- _RAW RECORDS_:
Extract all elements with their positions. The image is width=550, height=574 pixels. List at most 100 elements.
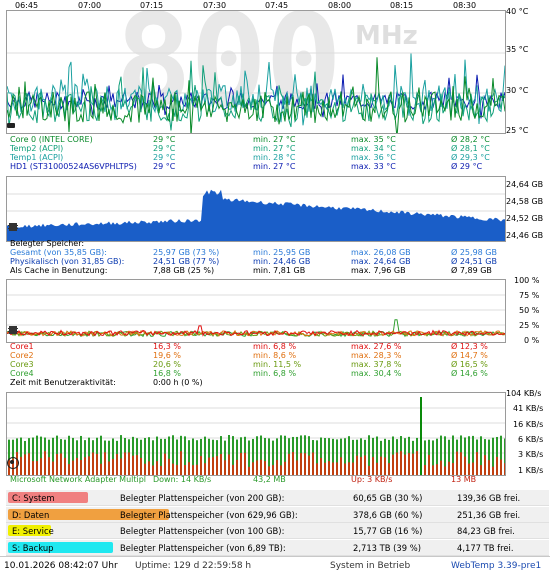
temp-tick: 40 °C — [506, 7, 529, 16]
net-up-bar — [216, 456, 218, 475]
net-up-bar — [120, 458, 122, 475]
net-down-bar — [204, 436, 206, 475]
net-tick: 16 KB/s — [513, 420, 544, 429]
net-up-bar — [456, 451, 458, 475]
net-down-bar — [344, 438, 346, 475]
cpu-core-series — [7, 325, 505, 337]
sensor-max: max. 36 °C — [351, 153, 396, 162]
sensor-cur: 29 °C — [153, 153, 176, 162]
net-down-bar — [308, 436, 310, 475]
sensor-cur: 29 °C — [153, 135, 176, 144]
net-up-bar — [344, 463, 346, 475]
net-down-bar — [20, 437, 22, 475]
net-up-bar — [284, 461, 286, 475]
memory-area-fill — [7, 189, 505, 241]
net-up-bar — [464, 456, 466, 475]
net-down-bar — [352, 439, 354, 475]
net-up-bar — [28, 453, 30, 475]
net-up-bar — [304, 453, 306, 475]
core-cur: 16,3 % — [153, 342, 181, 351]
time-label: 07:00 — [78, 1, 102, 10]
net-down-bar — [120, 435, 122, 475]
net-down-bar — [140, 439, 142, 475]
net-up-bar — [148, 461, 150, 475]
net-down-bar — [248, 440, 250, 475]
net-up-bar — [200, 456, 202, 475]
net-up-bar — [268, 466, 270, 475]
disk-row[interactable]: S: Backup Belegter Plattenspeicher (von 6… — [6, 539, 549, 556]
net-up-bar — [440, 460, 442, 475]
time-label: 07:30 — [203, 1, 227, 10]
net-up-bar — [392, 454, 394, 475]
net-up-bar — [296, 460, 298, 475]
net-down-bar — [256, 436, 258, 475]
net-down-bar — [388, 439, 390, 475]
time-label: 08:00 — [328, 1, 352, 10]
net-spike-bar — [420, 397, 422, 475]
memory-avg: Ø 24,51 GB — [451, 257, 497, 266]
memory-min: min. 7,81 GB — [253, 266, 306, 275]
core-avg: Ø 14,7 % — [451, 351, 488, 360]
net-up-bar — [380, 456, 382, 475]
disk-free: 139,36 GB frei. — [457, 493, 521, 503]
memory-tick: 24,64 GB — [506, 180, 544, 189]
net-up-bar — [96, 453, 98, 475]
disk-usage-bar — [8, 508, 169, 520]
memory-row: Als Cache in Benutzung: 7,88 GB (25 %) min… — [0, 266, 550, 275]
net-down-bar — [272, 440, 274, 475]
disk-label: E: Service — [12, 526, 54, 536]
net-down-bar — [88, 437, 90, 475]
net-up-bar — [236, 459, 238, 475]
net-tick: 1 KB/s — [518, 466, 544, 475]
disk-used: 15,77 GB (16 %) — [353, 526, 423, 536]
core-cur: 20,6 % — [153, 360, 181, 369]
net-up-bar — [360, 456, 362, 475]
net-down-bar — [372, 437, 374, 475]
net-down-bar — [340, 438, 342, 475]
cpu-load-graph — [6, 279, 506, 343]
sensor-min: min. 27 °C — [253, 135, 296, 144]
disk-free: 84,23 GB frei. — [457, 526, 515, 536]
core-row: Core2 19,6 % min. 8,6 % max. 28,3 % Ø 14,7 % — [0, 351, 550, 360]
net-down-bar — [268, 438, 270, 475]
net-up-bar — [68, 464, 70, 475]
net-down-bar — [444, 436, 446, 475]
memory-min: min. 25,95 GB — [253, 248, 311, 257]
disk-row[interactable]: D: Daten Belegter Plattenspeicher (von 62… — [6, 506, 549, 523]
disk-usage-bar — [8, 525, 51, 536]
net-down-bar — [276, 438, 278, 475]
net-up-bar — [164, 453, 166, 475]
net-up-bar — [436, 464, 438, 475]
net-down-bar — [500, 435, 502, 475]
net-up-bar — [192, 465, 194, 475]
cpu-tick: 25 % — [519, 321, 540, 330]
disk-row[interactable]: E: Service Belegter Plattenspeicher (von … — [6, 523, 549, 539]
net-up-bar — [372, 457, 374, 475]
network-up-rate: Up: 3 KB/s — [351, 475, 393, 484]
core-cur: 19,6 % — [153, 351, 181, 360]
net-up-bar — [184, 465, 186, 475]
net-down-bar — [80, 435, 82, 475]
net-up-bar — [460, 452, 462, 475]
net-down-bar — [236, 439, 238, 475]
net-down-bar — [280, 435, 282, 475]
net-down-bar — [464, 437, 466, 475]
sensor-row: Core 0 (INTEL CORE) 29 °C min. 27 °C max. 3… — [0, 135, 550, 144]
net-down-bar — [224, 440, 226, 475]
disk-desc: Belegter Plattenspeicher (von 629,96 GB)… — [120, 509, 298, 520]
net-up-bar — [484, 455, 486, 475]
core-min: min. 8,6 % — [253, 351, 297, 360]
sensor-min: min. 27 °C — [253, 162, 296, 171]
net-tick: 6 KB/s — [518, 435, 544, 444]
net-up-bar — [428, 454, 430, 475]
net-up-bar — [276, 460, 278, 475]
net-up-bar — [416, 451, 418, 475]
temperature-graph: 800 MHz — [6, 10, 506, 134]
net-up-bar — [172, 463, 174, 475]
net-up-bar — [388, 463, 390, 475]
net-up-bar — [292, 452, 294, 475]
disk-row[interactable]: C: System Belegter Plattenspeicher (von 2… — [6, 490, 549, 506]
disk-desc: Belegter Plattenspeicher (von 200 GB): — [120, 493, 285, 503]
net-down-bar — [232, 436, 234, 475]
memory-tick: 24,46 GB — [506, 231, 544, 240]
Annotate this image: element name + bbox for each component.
* * *
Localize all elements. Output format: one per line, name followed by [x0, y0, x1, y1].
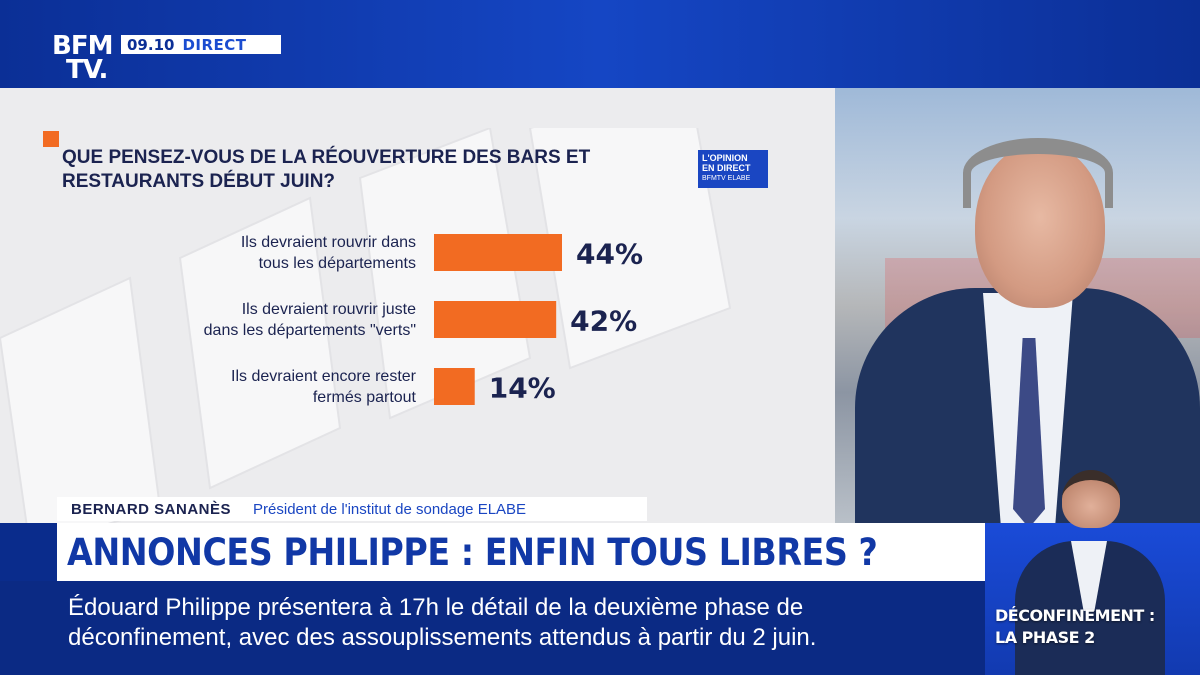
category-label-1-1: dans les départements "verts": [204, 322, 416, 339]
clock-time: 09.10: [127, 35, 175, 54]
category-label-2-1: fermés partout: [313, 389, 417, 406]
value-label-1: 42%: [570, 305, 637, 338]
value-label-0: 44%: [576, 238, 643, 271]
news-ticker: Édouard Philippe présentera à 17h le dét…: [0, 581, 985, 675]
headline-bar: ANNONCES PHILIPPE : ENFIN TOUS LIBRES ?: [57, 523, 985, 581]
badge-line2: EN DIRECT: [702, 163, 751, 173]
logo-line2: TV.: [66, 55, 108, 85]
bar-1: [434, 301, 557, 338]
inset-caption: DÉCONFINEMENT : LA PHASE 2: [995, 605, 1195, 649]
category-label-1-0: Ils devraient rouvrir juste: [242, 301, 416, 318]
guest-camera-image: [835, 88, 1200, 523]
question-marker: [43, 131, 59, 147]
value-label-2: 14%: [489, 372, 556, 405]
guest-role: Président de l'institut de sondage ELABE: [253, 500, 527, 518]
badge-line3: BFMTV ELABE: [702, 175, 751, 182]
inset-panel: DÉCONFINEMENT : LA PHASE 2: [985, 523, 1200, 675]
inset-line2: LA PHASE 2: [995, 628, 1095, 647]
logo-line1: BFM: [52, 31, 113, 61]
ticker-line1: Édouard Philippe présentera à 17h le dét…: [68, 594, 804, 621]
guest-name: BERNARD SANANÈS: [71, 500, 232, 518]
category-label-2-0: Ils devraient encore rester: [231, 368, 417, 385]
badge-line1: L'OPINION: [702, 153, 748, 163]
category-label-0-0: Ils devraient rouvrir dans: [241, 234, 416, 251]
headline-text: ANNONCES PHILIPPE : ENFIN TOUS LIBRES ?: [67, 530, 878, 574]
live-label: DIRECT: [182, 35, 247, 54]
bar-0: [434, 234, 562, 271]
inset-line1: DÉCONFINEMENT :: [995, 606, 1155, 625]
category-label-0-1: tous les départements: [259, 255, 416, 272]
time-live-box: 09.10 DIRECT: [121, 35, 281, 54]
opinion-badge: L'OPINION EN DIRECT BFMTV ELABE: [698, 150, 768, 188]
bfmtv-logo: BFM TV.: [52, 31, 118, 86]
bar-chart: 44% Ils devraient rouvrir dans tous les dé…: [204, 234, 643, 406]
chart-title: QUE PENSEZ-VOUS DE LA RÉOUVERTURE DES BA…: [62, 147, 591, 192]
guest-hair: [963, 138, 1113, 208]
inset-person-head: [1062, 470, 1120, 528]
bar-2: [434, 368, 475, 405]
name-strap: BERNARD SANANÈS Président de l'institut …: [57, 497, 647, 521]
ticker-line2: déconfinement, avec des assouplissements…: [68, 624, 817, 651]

- _TASK BRIEF_: List the rows between the line holding "temp-tick: 40 °C — [506, 7, 529, 16]" and the line holding "cpu-core-series — [7, 325, 505, 337]", inclusive, as a numbered list with blank lines omitted.

- _EXPECTED ANSWER_:
1. temp-tick: 40 °C — [506, 7, 529, 16]
2. net-up-bar — [216, 456, 218, 475]
3. net-up-bar — [120, 458, 122, 475]
4. net-down-bar — [204, 436, 206, 475]
5. net-tick: 16 KB/s — [513, 420, 544, 429]
6. net-up-bar — [456, 451, 458, 475]
7. net-down-bar — [344, 438, 346, 475]
8. cpu-core-series — [7, 325, 505, 337]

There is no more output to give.